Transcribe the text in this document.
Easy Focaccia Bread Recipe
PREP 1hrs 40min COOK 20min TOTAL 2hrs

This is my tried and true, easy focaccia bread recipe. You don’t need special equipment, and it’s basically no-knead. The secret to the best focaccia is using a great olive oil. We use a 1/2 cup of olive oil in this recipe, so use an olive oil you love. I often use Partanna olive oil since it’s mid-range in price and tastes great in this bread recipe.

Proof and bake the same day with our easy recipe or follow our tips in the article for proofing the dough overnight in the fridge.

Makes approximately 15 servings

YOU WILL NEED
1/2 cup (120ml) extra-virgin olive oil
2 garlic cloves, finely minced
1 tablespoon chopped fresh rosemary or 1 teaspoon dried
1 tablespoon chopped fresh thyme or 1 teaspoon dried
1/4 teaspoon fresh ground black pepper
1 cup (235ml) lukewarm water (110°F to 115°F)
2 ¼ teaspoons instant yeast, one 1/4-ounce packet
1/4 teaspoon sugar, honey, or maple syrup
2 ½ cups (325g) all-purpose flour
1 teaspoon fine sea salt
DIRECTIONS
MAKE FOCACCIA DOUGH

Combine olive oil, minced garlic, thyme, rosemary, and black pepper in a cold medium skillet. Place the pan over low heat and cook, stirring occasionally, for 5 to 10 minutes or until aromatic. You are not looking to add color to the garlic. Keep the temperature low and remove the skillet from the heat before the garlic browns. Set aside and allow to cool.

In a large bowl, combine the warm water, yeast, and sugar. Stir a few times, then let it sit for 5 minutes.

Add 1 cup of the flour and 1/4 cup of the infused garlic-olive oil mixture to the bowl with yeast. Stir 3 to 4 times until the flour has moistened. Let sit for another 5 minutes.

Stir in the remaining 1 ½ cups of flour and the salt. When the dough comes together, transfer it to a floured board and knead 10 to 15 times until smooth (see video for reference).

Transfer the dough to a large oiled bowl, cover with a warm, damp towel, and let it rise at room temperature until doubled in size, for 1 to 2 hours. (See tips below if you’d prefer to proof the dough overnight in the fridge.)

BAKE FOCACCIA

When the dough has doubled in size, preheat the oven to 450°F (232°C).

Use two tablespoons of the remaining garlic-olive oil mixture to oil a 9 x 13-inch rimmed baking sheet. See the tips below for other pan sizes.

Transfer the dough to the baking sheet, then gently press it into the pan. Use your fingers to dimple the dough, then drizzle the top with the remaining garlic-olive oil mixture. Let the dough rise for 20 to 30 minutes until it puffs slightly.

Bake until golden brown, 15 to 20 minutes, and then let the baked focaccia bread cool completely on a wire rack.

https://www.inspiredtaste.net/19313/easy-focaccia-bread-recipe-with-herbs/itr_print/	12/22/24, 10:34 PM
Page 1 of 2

• • • •

Exercise instructions: Make an exact copy of the listing, including every line.

Final result:
Transcribe the text in this document.
Easy Focaccia Bread Recipe
PREP 1hrs 40min COOK 20min TOTAL 2hrs

This is my tried and true, easy focaccia bread recipe. You don’t need special equipment, and it’s basically no-knead. The secret to the best focaccia is using a great olive oil. We use a 1/2 cup of olive oil in this recipe, so use an olive oil you love. I often use Partanna olive oil since it’s mid-range in price and tastes great in this bread recipe.

Proof and bake the same day with our easy recipe or follow our tips in the article for proofing the dough overnight in the fridge.

Makes approximately 15 servings

YOU WILL NEED
1/2 cup (120ml) extra-virgin olive oil
2 garlic cloves, finely minced
1 tablespoon chopped fresh rosemary or 1 teaspoon dried
1 tablespoon chopped fresh thyme or 1 teaspoon dried
1/4 teaspoon fresh ground black pepper
1 cup (235ml) lukewarm water (110°F to 115°F)
2 ¼ teaspoons instant yeast, one 1/4-ounce packet
1/4 teaspoon sugar, honey, or maple syrup
2 ½ cups (325g) all-purpose flour
1 teaspoon fine sea salt
DIRECTIONS
MAKE FOCACCIA DOUGH

Combine olive oil, minced garlic, thyme, rosemary, and black pepper in a cold medium skillet. Place the pan over low heat and cook, stirring occasionally, for 5 to 10 minutes or until aromatic. You are not looking to add color to the garlic. Keep the temperature low and remove the skillet from the heat before the garlic browns. Set aside and allow to cool.

In a large bowl, combine the warm water, yeast, and sugar. Stir a few times, then let it sit for 5 minutes.

Add 1 cup of the flour and 1/4 cup of the infused garlic-olive oil mixture to the bowl with yeast. Stir 3 to 4 times until the flour has moistened. Let sit for another 5 minutes.

Stir in the remaining 1 ½ cups of flour and the salt. When the dough comes together, transfer it to a floured board and knead 10 to 15 times until smooth (see video for reference).

Transfer the dough to a large oiled bowl, cover with a warm, damp towel, and let it rise at room temperature until doubled in size, for 1 to 2 hours. (See tips below if you’d prefer to proof the dough overnight in the fridge.)

BAKE FOCACCIA

When the dough has doubled in size, preheat the oven to 450°F (232°C).

Use two tablespoons of the remaining garlic-olive oil mixture to oil a 9 x 13-inch rimmed baking sheet. See the tips below for other pan sizes.

Transfer the dough to the baking sheet, then gently press it into the pan. Use your fingers to dimple the dough, then drizzle the top with the remaining garlic-olive oil mixture. Let the dough rise for 20 to 30 minutes until it puffs slightly.

Bake until golden brown, 15 to 20 minutes, and then let the baked focaccia bread cool completely on a wire rack.

https://www.inspiredtaste.net/19313/easy-focaccia-bread-recipe-with-herbs/itr_print/	12/22/24, 10:34 PM
Page 1 of 2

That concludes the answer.